# To do
For the listing underneath, give the count of lines containing the string "name" and nothing further.

# Task material
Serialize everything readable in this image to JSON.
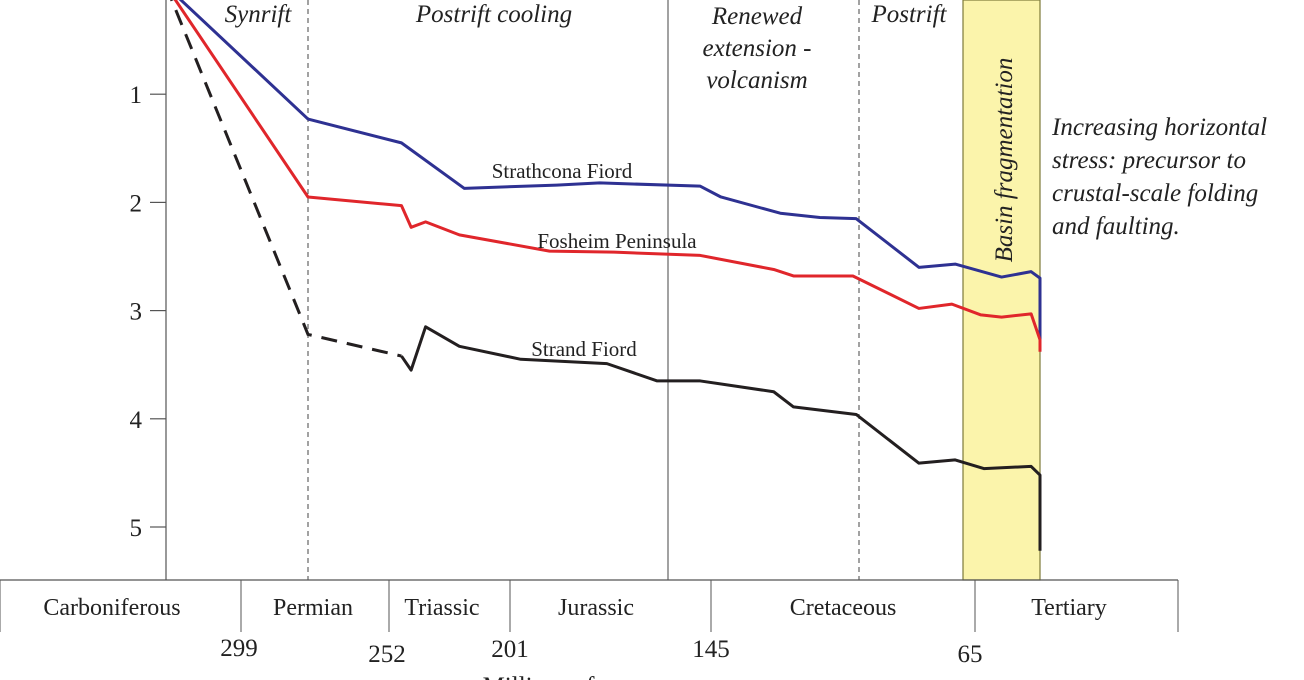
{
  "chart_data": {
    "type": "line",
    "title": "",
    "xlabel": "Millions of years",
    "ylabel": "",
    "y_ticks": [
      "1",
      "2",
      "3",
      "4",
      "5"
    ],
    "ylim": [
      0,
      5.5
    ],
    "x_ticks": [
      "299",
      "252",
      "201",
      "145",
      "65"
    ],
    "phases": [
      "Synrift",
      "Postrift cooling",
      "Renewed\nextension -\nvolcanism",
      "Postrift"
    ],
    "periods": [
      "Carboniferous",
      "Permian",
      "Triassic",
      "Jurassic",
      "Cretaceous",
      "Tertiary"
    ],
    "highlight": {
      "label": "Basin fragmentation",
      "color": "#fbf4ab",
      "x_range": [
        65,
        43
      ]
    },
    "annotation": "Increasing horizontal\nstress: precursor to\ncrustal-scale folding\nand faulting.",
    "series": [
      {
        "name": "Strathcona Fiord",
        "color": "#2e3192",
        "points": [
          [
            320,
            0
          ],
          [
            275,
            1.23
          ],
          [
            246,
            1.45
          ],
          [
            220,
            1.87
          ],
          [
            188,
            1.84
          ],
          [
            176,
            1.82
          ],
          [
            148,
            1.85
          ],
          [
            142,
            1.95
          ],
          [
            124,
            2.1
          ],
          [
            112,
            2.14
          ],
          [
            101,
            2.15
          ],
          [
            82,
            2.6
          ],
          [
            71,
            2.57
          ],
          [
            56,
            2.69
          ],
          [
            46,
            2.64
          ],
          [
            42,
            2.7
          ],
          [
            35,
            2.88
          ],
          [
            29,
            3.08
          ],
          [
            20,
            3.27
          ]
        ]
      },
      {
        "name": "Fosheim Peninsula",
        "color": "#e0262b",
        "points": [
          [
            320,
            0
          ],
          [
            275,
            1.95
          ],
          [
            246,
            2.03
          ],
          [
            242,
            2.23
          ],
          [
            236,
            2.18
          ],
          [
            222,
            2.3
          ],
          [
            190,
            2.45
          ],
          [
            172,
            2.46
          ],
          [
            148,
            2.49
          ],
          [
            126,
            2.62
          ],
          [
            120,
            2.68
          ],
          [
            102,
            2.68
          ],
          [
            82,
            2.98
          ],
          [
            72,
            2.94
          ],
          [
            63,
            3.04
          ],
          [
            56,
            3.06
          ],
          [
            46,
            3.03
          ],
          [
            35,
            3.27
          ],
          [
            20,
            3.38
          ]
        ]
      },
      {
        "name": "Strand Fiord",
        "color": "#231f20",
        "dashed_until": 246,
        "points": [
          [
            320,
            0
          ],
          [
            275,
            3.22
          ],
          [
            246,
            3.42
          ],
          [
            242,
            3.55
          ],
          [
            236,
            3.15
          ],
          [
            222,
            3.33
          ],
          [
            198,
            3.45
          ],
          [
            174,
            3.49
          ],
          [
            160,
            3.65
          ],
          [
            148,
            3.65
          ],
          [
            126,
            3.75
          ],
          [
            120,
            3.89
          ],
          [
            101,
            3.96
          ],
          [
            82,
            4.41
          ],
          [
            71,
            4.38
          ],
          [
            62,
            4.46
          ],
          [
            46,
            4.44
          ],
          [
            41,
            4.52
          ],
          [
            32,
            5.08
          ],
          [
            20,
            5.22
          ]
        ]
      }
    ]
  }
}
...
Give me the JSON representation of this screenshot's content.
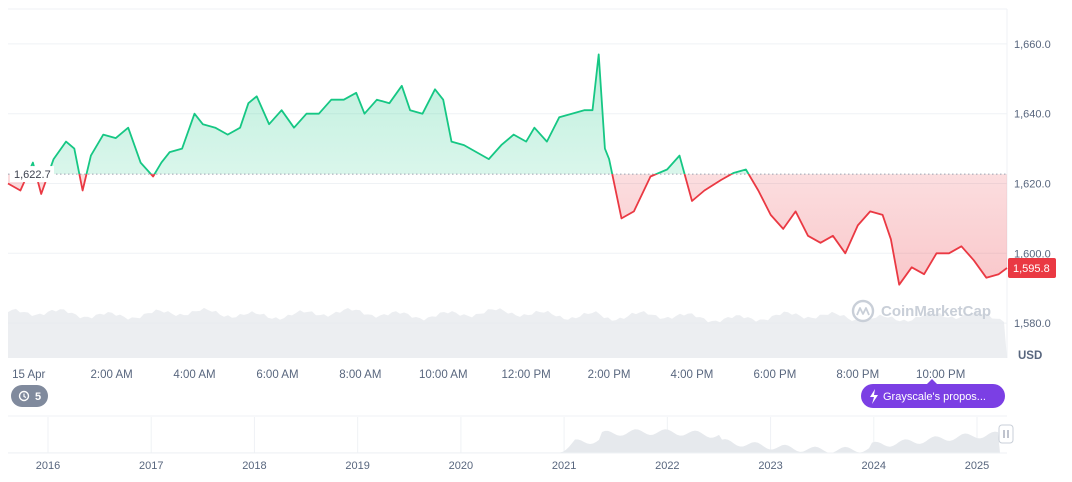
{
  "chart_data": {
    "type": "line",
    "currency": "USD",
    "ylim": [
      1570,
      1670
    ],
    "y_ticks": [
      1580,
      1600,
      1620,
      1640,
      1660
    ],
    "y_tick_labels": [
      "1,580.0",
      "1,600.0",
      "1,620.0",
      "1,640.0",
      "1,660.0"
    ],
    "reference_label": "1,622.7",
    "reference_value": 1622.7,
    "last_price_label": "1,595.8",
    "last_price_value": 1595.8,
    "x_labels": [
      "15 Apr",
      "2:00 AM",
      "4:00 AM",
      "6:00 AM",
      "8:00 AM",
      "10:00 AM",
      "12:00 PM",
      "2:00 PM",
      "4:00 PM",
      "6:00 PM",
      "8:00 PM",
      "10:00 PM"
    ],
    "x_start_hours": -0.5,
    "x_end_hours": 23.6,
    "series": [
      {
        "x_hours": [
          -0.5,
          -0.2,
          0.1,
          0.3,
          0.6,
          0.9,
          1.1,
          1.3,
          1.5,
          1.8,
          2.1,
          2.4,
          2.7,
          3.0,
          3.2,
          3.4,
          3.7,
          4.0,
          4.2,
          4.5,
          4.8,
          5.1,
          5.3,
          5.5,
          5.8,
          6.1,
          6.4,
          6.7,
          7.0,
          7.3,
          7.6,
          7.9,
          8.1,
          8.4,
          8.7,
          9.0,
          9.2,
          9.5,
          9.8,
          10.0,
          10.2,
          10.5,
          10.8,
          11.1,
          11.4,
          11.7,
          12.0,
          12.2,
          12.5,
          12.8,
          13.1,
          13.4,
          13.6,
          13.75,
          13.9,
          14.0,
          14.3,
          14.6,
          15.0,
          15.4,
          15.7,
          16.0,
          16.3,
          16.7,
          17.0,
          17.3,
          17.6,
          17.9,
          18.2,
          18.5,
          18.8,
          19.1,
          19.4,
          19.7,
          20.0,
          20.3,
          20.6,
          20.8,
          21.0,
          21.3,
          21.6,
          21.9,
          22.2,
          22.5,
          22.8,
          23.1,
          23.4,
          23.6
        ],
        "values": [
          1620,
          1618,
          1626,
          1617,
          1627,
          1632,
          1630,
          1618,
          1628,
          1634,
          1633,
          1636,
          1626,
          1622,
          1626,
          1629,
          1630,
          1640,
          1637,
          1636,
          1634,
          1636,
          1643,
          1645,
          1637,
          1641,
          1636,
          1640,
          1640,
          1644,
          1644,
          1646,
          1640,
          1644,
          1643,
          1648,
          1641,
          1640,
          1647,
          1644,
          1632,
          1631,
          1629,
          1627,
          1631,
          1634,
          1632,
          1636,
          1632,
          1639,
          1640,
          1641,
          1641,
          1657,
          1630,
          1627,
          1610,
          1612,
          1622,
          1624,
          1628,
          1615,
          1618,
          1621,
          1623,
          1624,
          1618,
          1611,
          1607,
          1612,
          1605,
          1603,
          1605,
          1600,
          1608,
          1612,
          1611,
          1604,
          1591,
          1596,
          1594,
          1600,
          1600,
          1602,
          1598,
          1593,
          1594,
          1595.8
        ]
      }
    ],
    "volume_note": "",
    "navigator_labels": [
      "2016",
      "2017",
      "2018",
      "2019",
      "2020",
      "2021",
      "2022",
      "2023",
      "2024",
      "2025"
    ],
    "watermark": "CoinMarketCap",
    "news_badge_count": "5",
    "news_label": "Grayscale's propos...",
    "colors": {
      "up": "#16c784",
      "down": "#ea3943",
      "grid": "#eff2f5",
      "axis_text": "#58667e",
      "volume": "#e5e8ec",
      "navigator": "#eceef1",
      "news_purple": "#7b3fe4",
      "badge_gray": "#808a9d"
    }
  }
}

# Exercise response
3